** START **

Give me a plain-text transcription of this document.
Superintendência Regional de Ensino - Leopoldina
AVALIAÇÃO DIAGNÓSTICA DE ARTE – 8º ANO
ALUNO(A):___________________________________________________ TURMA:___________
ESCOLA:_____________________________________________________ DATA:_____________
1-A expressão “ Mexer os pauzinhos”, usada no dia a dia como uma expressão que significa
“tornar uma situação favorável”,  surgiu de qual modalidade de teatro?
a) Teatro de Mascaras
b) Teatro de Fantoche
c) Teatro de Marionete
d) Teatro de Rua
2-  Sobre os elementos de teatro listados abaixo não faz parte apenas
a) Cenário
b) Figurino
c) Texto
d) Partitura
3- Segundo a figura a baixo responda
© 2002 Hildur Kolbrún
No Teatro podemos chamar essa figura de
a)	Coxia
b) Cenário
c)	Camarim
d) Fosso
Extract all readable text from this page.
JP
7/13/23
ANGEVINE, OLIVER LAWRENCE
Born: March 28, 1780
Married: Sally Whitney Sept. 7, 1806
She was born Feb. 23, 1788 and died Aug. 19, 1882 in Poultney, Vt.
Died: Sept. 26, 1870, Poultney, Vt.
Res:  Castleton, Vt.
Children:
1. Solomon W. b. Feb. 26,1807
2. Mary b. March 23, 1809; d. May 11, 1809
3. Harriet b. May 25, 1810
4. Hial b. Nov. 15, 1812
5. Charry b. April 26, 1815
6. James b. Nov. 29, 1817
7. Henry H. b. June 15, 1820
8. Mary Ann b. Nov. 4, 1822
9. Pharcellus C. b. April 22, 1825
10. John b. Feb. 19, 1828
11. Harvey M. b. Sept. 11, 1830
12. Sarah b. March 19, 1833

** END **

Directive
Show each line of the data that contains the string "Mary".

Exercise output
2. Mary b. March 23, 1809; d. May 11, 1809
8. Mary Ann b. Nov. 4, 1822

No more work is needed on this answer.